▸ **Exercise instructions**: Say how many lines of the material below contain the word "Jack", with no other words.

Data listing
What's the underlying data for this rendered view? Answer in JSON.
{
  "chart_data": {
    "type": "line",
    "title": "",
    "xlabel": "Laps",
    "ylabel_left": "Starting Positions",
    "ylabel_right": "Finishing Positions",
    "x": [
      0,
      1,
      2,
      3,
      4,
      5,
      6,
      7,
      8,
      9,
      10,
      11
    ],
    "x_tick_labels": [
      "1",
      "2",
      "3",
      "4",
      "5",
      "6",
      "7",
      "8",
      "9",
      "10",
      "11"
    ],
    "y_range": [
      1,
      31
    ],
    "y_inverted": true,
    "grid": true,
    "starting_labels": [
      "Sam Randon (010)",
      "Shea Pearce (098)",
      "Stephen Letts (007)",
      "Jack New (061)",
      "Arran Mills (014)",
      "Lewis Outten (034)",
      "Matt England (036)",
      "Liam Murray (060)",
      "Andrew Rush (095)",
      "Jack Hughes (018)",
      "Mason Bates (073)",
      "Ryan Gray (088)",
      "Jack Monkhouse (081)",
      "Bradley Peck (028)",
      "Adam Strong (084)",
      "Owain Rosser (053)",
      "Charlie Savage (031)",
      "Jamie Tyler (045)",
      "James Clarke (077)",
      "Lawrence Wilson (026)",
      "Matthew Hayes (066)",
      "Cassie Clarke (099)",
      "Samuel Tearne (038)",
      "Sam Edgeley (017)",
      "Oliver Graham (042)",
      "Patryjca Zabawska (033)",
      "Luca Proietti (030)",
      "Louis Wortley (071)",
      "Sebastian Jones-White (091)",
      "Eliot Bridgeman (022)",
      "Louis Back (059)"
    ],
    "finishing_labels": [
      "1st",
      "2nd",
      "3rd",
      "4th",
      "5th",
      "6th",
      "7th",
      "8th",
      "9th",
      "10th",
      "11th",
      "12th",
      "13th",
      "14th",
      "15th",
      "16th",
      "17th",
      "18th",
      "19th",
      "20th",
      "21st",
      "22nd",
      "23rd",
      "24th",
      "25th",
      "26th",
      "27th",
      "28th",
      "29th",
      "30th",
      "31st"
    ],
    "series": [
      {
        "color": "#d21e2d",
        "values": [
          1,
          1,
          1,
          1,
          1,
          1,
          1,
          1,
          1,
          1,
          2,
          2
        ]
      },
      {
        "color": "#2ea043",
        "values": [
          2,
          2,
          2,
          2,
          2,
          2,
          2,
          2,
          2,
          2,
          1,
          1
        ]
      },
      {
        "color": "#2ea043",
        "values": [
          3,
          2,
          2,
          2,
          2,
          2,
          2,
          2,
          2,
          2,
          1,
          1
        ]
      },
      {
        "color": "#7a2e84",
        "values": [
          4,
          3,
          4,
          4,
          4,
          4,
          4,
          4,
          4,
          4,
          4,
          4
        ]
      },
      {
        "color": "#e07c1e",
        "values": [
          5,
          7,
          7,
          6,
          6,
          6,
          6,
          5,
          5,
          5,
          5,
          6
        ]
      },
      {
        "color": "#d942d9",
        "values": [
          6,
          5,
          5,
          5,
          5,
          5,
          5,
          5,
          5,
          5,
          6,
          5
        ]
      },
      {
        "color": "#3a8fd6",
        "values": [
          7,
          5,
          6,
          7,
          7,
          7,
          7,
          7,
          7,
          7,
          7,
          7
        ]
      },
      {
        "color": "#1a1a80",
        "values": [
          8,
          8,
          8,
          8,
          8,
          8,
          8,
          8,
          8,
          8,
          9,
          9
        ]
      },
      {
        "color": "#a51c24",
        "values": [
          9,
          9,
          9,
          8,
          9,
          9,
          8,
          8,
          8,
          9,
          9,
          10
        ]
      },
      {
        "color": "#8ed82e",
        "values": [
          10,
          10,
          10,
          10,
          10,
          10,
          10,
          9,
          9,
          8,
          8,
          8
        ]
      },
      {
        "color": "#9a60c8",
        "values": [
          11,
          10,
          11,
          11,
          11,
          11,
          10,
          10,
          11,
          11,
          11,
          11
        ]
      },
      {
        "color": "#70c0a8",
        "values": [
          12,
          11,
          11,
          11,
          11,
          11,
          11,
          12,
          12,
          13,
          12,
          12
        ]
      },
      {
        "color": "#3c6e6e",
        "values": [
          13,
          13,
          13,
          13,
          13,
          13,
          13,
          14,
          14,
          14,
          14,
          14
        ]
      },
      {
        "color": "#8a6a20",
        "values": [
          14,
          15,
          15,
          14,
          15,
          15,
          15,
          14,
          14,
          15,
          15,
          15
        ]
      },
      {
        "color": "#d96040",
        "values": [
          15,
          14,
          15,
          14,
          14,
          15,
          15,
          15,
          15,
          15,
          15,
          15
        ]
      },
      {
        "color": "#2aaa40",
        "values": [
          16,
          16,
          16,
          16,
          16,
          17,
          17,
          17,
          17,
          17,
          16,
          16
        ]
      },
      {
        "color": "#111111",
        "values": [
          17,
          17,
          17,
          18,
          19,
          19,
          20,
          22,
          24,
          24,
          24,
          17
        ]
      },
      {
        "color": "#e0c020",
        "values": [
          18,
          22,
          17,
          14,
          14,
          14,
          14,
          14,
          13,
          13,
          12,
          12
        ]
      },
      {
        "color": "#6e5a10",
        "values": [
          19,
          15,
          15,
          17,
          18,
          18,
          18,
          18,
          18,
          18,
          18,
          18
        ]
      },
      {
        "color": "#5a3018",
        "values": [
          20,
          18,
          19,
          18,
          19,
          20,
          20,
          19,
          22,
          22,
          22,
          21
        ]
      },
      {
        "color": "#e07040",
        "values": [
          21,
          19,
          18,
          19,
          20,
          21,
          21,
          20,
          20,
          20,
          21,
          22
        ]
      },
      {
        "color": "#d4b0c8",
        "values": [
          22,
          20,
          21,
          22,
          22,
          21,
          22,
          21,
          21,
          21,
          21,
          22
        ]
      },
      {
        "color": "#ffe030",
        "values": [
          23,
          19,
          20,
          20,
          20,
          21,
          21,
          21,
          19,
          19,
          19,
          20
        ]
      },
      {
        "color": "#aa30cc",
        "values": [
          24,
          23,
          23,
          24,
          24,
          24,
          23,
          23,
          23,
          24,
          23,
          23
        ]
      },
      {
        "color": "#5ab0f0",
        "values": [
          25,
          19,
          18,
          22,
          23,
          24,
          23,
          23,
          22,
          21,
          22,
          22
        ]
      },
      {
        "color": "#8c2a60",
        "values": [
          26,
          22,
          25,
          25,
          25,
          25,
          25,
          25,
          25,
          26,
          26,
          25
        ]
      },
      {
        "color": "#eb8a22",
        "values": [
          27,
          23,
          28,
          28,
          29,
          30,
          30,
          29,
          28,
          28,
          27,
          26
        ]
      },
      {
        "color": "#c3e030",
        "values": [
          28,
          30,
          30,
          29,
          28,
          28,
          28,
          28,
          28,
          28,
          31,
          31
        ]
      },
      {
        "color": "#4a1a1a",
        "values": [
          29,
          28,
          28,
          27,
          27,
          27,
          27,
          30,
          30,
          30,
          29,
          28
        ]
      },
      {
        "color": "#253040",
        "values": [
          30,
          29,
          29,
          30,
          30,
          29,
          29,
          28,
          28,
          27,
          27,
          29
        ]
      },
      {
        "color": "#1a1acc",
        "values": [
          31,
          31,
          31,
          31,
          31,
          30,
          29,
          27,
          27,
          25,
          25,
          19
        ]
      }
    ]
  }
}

▸ **Task result**: 3